**Written task:**
Each record must be retyped in full. No character may differ.

**Given records:**

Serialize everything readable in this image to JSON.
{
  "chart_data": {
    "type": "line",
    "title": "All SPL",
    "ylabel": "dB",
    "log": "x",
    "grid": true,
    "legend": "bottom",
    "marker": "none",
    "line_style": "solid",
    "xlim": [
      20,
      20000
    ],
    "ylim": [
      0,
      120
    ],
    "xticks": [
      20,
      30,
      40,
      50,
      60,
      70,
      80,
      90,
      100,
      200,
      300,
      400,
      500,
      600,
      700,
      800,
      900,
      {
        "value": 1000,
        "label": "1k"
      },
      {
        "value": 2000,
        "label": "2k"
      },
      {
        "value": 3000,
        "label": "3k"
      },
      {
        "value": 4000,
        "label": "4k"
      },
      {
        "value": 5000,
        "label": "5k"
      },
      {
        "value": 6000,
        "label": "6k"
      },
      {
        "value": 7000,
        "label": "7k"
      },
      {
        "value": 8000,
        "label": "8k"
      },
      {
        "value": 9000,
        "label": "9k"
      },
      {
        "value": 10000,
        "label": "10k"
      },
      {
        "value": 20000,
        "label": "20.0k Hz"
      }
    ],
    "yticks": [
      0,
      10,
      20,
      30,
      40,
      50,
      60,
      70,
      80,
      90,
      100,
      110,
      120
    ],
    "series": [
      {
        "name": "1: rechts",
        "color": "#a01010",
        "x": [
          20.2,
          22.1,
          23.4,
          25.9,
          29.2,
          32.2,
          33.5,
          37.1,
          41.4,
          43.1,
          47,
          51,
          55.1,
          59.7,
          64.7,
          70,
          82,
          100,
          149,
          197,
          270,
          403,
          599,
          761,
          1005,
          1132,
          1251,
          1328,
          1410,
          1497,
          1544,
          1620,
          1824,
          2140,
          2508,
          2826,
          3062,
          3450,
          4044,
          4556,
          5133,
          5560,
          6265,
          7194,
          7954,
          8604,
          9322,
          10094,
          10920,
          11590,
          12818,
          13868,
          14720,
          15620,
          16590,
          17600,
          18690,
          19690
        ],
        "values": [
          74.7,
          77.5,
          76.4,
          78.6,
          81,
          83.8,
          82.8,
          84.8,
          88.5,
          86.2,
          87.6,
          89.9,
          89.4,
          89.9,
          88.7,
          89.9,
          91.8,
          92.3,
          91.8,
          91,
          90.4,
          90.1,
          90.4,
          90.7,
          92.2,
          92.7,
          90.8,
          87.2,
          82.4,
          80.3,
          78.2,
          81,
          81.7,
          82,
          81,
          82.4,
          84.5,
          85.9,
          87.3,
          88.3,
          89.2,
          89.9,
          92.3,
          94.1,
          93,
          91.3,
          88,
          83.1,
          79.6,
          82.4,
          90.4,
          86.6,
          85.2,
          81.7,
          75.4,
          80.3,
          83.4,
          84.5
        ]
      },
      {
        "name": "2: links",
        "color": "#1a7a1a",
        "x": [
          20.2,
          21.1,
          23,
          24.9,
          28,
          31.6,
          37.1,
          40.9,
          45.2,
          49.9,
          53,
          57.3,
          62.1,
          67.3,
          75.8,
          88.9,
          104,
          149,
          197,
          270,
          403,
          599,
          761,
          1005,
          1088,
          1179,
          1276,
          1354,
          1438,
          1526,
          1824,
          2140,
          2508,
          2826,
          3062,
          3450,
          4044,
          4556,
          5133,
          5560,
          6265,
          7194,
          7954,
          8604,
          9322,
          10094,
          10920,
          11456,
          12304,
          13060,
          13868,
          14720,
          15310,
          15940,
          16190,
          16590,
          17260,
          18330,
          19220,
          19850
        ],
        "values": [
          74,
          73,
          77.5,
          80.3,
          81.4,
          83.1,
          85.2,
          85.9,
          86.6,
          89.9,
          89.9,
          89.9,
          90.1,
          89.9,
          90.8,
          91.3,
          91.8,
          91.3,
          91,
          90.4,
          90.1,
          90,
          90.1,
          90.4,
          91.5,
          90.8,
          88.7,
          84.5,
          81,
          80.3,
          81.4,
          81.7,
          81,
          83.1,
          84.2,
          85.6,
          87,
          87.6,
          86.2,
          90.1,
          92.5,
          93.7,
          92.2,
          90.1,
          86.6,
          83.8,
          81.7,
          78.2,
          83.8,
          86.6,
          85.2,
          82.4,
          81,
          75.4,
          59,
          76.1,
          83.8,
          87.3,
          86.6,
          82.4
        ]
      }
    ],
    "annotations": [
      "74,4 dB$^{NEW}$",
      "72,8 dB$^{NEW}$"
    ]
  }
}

**Written reply:**
Serialize everything readable in this image to JSON.
{
  "chart_data": {
    "type": "line",
    "title": "All SPL",
    "ylabel": "dB",
    "log": "x",
    "grid": true,
    "legend": "bottom",
    "marker": "none",
    "line_style": "solid",
    "xlim": [
      20,
      20000
    ],
    "ylim": [
      0,
      120
    ],
    "xticks": [
      20,
      30,
      40,
      50,
      60,
      70,
      80,
      90,
      100,
      200,
      300,
      400,
      500,
      600,
      700,
      800,
      900,
      {
        "value": 1000,
        "label": "1k"
      },
      {
        "value": 2000,
        "label": "2k"
      },
      {
        "value": 3000,
        "label": "3k"
      },
      {
        "value": 4000,
        "label": "4k"
      },
      {
        "value": 5000,
        "label": "5k"
      },
      {
        "value": 6000,
        "label": "6k"
      },
      {
        "value": 7000,
        "label": "7k"
      },
      {
        "value": 8000,
        "label": "8k"
      },
      {
        "value": 9000,
        "label": "9k"
      },
      {
        "value": 10000,
        "label": "10k"
      },
      {
        "value": 20000,
        "label": "20.0k Hz"
      }
    ],
    "yticks": [
      0,
      10,
      20,
      30,
      40,
      50,
      60,
      70,
      80,
      90,
      100,
      110,
      120
    ],
    "series": [
      {
        "name": "1: rechts",
        "color": "#a01010",
        "x": [
          20.2,
          22.1,
          23.4,
          25.9,
          29.2,
          32.2,
          33.5,
          37.1,
          41.4,
          43.1,
          47,
          51,
          55.1,
          59.7,
          64.7,
          70,
          82,
          100,
          149,
          197,
          270,
          403,
          599,
          761,
          1005,
          1132,
          1251,
          1328,
          1410,
          1497,
          1544,
          1620,
          1824,
          2140,
          2508,
          2826,
          3062,
          3450,
          4044,
          4556,
          5133,
          5560,
          6265,
          7194,
          7954,
          8604,
          9322,
          10094,
          10920,
          11590,
          12818,
          13868,
          14720,
          15620,
          16590,
          17600,
          18690,
          19690
        ],
        "values": [
          74.7,
          77.5,
          76.4,
          78.6,
          81,
          83.8,
          82.8,
          84.8,
          88.5,
          86.2,
          87.6,
          89.9,
          89.4,
          89.9,
          88.7,
          89.9,
          91.8,
          92.3,
          91.8,
          91,
          90.4,
          90.1,
          90.4,
          90.7,
          92.2,
          92.7,
          90.8,
          87.2,
          82.4,
          80.3,
          78.2,
          81,
          81.7,
          82,
          81,
          82.4,
          84.5,
          85.9,
          87.3,
          88.3,
          89.2,
          89.9,
          92.3,
          94.1,
          93,
          91.3,
          88,
          83.1,
          79.6,
          82.4,
          90.4,
          86.6,
          85.2,
          81.7,
          75.4,
          80.3,
          83.4,
          84.5
        ]
      },
      {
        "name": "2: links",
        "color": "#1a7a1a",
        "x": [
          20.2,
          21.1,
          23,
          24.9,
          28,
          31.6,
          37.1,
          40.9,
          45.2,
          49.9,
          53,
          57.3,
          62.1,
          67.3,
          75.8,
          88.9,
          104,
          149,
          197,
          270,
          403,
          599,
          761,
          1005,
          1088,
          1179,
          1276,
          1354,
          1438,
          1526,
          1824,
          2140,
          2508,
          2826,
          3062,
          3450,
          4044,
          4556,
          5133,
          5560,
          6265,
          7194,
          7954,
          8604,
          9322,
          10094,
          10920,
          11456,
          12304,
          13060,
          13868,
          14720,
          15310,
          15940,
          16190,
          16590,
          17260,
          18330,
          19220,
          19850
        ],
        "values": [
          74,
          73,
          77.5,
          80.3,
          81.4,
          83.1,
          85.2,
          85.9,
          86.6,
          89.9,
          89.9,
          89.9,
          90.1,
          89.9,
          90.8,
          91.3,
          91.8,
          91.3,
          91,
          90.4,
          90.1,
          90,
          90.1,
          90.4,
          91.5,
          90.8,
          88.7,
          84.5,
          81,
          80.3,
          81.4,
          81.7,
          81,
          83.1,
          84.2,
          85.6,
          87,
          87.6,
          86.2,
          90.1,
          92.5,
          93.7,
          92.2,
          90.1,
          86.6,
          83.8,
          81.7,
          78.2,
          83.8,
          86.6,
          85.2,
          82.4,
          81,
          75.4,
          59,
          76.1,
          83.8,
          87.3,
          86.6,
          82.4
        ]
      }
    ],
    "annotations": [
      "74,4 dB$^{NEW}$",
      "72,8 dB$^{NEW}$"
    ]
  }
}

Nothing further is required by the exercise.